#### Dataset items:
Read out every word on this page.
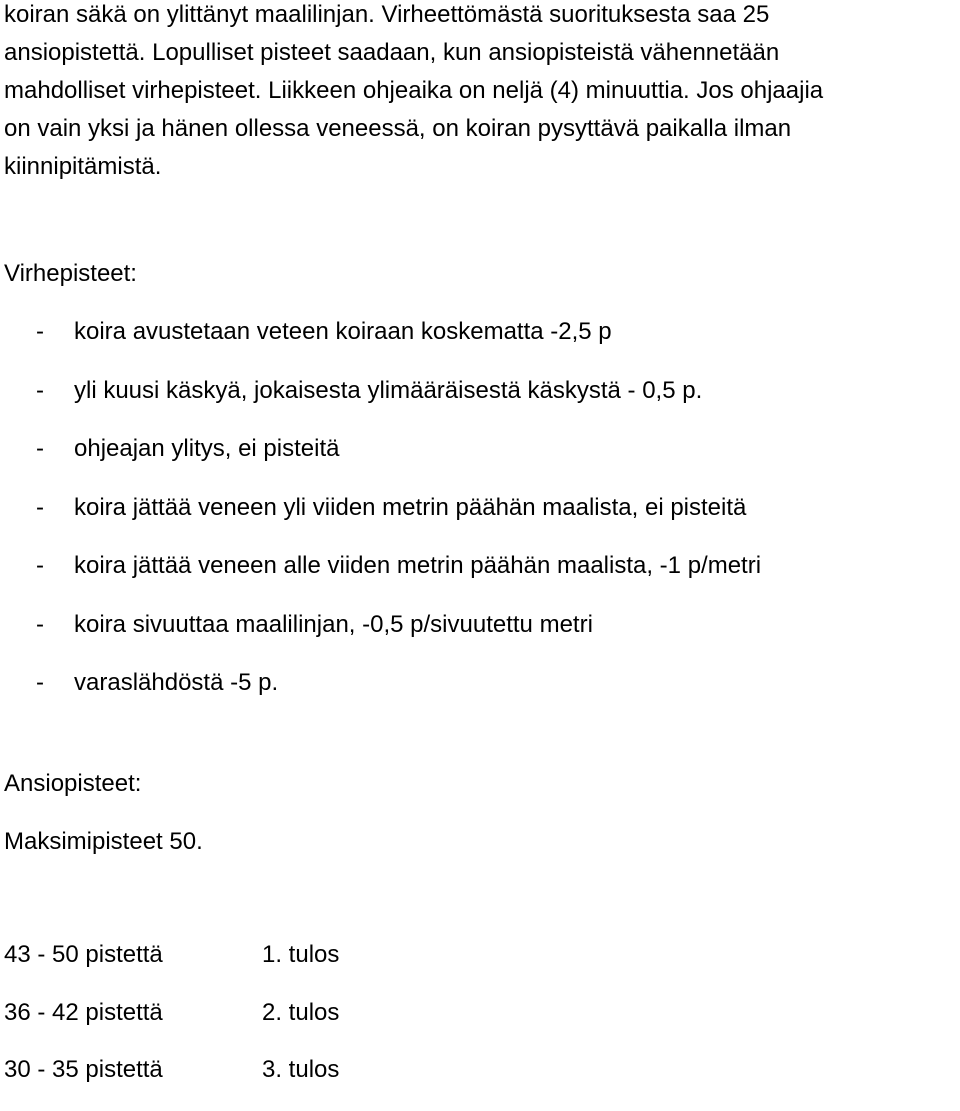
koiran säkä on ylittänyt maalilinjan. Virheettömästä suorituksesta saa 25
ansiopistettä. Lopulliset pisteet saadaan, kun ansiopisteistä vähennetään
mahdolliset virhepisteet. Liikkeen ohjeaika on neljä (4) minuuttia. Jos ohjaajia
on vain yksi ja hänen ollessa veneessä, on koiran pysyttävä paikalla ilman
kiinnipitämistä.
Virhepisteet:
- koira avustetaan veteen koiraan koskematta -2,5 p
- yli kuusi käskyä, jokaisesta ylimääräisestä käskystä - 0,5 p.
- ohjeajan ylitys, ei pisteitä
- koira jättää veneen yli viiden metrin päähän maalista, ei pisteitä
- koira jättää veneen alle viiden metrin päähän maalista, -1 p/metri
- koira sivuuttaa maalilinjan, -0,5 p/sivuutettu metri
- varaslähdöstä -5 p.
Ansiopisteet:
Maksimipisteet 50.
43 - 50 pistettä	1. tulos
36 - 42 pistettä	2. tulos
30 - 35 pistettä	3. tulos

#### Goal of the exercise:
Check each line of the entries above, and show every one holding the word "metrin".

#### Exercise answer:
- koira jättää veneen yli viiden metrin päähän maalista, ei pisteitä
- koira jättää veneen alle viiden metrin päähän maalista, -1 p/metri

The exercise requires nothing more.